• _Problem to work on_:
Every line holding the string "with" should be gathered.

• _Extracted information_:
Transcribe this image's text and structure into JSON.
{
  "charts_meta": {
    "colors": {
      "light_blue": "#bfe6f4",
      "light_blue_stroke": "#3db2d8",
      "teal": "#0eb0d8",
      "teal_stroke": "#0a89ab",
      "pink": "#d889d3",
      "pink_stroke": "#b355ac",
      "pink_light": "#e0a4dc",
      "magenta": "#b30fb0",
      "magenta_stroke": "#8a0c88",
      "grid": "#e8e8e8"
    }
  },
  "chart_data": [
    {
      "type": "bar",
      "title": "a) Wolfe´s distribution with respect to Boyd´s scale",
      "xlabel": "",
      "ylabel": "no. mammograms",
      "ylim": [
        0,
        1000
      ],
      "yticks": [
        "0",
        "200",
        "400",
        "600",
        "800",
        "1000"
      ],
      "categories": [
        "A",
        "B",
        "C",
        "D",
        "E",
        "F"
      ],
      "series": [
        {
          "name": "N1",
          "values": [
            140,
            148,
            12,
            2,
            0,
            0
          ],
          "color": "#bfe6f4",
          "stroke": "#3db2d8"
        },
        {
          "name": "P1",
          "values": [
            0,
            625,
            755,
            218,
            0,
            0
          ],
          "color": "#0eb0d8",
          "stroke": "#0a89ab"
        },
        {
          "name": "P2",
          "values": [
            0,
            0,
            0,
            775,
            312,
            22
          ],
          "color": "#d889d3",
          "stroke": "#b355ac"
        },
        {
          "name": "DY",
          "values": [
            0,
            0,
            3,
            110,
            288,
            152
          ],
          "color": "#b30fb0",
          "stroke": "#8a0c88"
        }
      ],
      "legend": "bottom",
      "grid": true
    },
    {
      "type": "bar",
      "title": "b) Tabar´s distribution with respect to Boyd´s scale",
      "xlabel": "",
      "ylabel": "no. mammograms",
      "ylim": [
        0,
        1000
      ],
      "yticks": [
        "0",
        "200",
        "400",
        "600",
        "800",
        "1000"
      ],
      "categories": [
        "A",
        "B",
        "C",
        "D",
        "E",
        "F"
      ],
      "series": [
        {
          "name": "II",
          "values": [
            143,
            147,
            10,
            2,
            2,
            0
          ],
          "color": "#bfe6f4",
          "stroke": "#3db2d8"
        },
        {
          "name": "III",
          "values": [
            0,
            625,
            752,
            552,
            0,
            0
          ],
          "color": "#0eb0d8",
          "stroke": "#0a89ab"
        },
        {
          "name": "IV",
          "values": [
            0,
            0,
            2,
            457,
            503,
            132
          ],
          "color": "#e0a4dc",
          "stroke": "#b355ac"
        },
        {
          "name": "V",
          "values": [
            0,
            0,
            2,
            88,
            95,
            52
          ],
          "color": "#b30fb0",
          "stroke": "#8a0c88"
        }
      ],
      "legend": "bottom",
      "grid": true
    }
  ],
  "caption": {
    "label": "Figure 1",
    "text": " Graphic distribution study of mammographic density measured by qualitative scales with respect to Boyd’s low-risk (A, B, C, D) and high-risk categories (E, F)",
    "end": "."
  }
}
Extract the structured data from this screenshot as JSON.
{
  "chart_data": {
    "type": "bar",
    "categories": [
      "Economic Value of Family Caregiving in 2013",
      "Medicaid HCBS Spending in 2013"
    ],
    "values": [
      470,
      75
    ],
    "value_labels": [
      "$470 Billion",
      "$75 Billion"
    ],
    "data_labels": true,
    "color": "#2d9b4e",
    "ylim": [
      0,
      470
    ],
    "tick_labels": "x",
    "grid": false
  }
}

• _Answer_:
      "title": "a) Wolfe´s distribution with respect to Boyd´s scale",
      "title": "b) Tabar´s distribution with respect to Boyd´s scale",
    "text": " Graphic distribution study of mammographic density measured by qualitative scales with respect to Boyd’s low-risk (A, B, C, D) and high-risk categories (E, F)",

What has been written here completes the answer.